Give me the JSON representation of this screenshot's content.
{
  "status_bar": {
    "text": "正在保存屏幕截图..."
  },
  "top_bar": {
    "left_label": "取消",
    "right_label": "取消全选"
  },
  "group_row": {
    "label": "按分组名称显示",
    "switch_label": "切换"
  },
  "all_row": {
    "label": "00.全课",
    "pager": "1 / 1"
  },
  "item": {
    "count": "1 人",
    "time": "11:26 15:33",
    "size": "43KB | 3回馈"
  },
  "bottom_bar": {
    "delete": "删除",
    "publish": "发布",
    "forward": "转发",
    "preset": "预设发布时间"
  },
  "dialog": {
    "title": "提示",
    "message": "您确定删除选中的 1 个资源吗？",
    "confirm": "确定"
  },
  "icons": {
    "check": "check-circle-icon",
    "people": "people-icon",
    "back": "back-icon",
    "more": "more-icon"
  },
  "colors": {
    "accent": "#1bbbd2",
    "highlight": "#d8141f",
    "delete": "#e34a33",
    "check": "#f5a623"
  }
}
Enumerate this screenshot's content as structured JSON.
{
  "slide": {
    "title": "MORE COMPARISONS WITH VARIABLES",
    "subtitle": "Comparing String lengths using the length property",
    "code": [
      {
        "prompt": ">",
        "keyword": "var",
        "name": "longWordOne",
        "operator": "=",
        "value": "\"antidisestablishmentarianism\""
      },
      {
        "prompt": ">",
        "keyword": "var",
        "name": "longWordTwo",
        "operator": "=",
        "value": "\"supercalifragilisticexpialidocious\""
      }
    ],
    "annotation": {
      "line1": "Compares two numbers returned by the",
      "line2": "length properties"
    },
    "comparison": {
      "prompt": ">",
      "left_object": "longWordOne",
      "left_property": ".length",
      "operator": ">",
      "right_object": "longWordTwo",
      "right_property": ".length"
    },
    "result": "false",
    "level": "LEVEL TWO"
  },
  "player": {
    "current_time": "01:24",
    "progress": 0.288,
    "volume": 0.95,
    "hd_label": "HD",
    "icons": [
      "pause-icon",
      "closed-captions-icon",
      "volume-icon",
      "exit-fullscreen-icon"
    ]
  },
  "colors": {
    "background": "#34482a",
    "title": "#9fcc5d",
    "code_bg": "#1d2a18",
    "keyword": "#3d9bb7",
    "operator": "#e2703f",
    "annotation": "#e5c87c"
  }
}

- _Exercise task_: Quote each line of the data above exactly as written.

- _Complete response_:
Give me the JSON representation of this screenshot's content.
{
  "status_bar": {
    "text": "正在保存屏幕截图..."
  },
  "top_bar": {
    "left_label": "取消",
    "right_label": "取消全选"
  },
  "group_row": {
    "label": "按分组名称显示",
    "switch_label": "切换"
  },
  "all_row": {
    "label": "00.全课",
    "pager": "1 / 1"
  },
  "item": {
    "count": "1 人",
    "time": "11:26 15:33",
    "size": "43KB | 3回馈"
  },
  "bottom_bar": {
    "delete": "删除",
    "publish": "发布",
    "forward": "转发",
    "preset": "预设发布时间"
  },
  "dialog": {
    "title": "提示",
    "message": "您确定删除选中的 1 个资源吗？",
    "confirm": "确定"
  },
  "icons": {
    "check": "check-circle-icon",
    "people": "people-icon",
    "back": "back-icon",
    "more": "more-icon"
  },
  "colors": {
    "accent": "#1bbbd2",
    "highlight": "#d8141f",
    "delete": "#e34a33",
    "check": "#f5a623"
  }
}
Enumerate this screenshot's content as structured JSON.
{
  "slide": {
    "title": "MORE COMPARISONS WITH VARIABLES",
    "subtitle": "Comparing String lengths using the length property",
    "code": [
      {
        "prompt": ">",
        "keyword": "var",
        "name": "longWordOne",
        "operator": "=",
        "value": "\"antidisestablishmentarianism\""
      },
      {
        "prompt": ">",
        "keyword": "var",
        "name": "longWordTwo",
        "operator": "=",
        "value": "\"supercalifragilisticexpialidocious\""
      }
    ],
    "annotation": {
      "line1": "Compares two numbers returned by the",
      "line2": "length properties"
    },
    "comparison": {
      "prompt": ">",
      "left_object": "longWordOne",
      "left_property": ".length",
      "operator": ">",
      "right_object": "longWordTwo",
      "right_property": ".length"
    },
    "result": "false",
    "level": "LEVEL TWO"
  },
  "player": {
    "current_time": "01:24",
    "progress": 0.288,
    "volume": 0.95,
    "hd_label": "HD",
    "icons": [
      "pause-icon",
      "closed-captions-icon",
      "volume-icon",
      "exit-fullscreen-icon"
    ]
  },
  "colors": {
    "background": "#34482a",
    "title": "#9fcc5d",
    "code_bg": "#1d2a18",
    "keyword": "#3d9bb7",
    "operator": "#e2703f",
    "annotation": "#e5c87c"
  }
}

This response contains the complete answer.